| Extracted records |
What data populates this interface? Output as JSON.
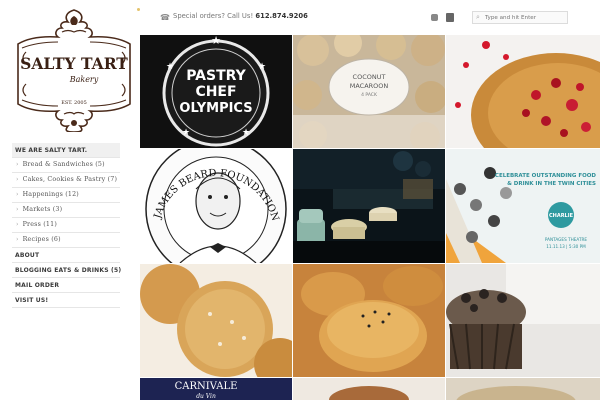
{
  "brand": {
    "name_line1": "SALTY TART",
    "name_line2": "Bakery",
    "est": "EST. 2005"
  },
  "header": {
    "phone_label": "Special orders? Call Us!",
    "phone_number": "612.874.9206",
    "search_placeholder": "Type and hit Enter",
    "icons": [
      "phone-icon",
      "social-icon",
      "social-icon",
      "search-icon"
    ]
  },
  "nav": {
    "items": [
      {
        "label": "WE ARE SALTY TART.",
        "type": "top"
      },
      {
        "label": "Bread & Sandwiches (5)",
        "type": "sub"
      },
      {
        "label": "Cakes, Cookies & Pastry (7)",
        "type": "sub"
      },
      {
        "label": "Happenings (12)",
        "type": "sub"
      },
      {
        "label": "Markets (3)",
        "type": "sub"
      },
      {
        "label": "Press (11)",
        "type": "sub"
      },
      {
        "label": "Recipes (6)",
        "type": "sub"
      },
      {
        "label": "ABOUT",
        "type": "top"
      },
      {
        "label": "BLOGGING EATS & DRINKS (5)",
        "type": "top"
      },
      {
        "label": "MAIL ORDER",
        "type": "top"
      },
      {
        "label": "VISIT US!",
        "type": "top"
      }
    ]
  },
  "tiles": {
    "t1": {
      "line1": "PASTRY",
      "line2": "CHEF",
      "line3": "OLYMPICS"
    },
    "t2": {
      "line1": "COCONUT",
      "line2": "MACAROON",
      "line3": "4 PACK"
    },
    "t4": {
      "ring": "JAMES BEARD FOUNDATION AWARD FOR EXCELLENCE"
    },
    "t6": {
      "line1": "CELEBRATE OUTSTANDING FOOD",
      "line2": "& DRINK IN THE TWIN CITIES",
      "badge": "CHARLIE",
      "footer1": "PANTAGES THEATRE",
      "footer2": "11.11.13  |  5:30 PM"
    },
    "t10": {
      "line1": "CARNIVALE",
      "line2": "du Vin"
    }
  },
  "colors": {
    "accent_gold": "#e4c36b",
    "logo_brown": "#4a2a1a",
    "teal": "#2e9aa0",
    "orange": "#f08a2a"
  }
}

| Brief |
Ignore the images and quote every line of the listing exactly.

| Answer |
What data populates this interface? Output as JSON.
{
  "brand": {
    "name_line1": "SALTY TART",
    "name_line2": "Bakery",
    "est": "EST. 2005"
  },
  "header": {
    "phone_label": "Special orders? Call Us!",
    "phone_number": "612.874.9206",
    "search_placeholder": "Type and hit Enter",
    "icons": [
      "phone-icon",
      "social-icon",
      "social-icon",
      "search-icon"
    ]
  },
  "nav": {
    "items": [
      {
        "label": "WE ARE SALTY TART.",
        "type": "top"
      },
      {
        "label": "Bread & Sandwiches (5)",
        "type": "sub"
      },
      {
        "label": "Cakes, Cookies & Pastry (7)",
        "type": "sub"
      },
      {
        "label": "Happenings (12)",
        "type": "sub"
      },
      {
        "label": "Markets (3)",
        "type": "sub"
      },
      {
        "label": "Press (11)",
        "type": "sub"
      },
      {
        "label": "Recipes (6)",
        "type": "sub"
      },
      {
        "label": "ABOUT",
        "type": "top"
      },
      {
        "label": "BLOGGING EATS & DRINKS (5)",
        "type": "top"
      },
      {
        "label": "MAIL ORDER",
        "type": "top"
      },
      {
        "label": "VISIT US!",
        "type": "top"
      }
    ]
  },
  "tiles": {
    "t1": {
      "line1": "PASTRY",
      "line2": "CHEF",
      "line3": "OLYMPICS"
    },
    "t2": {
      "line1": "COCONUT",
      "line2": "MACAROON",
      "line3": "4 PACK"
    },
    "t4": {
      "ring": "JAMES BEARD FOUNDATION AWARD FOR EXCELLENCE"
    },
    "t6": {
      "line1": "CELEBRATE OUTSTANDING FOOD",
      "line2": "& DRINK IN THE TWIN CITIES",
      "badge": "CHARLIE",
      "footer1": "PANTAGES THEATRE",
      "footer2": "11.11.13  |  5:30 PM"
    },
    "t10": {
      "line1": "CARNIVALE",
      "line2": "du Vin"
    }
  },
  "colors": {
    "accent_gold": "#e4c36b",
    "logo_brown": "#4a2a1a",
    "teal": "#2e9aa0",
    "orange": "#f08a2a"
  }
}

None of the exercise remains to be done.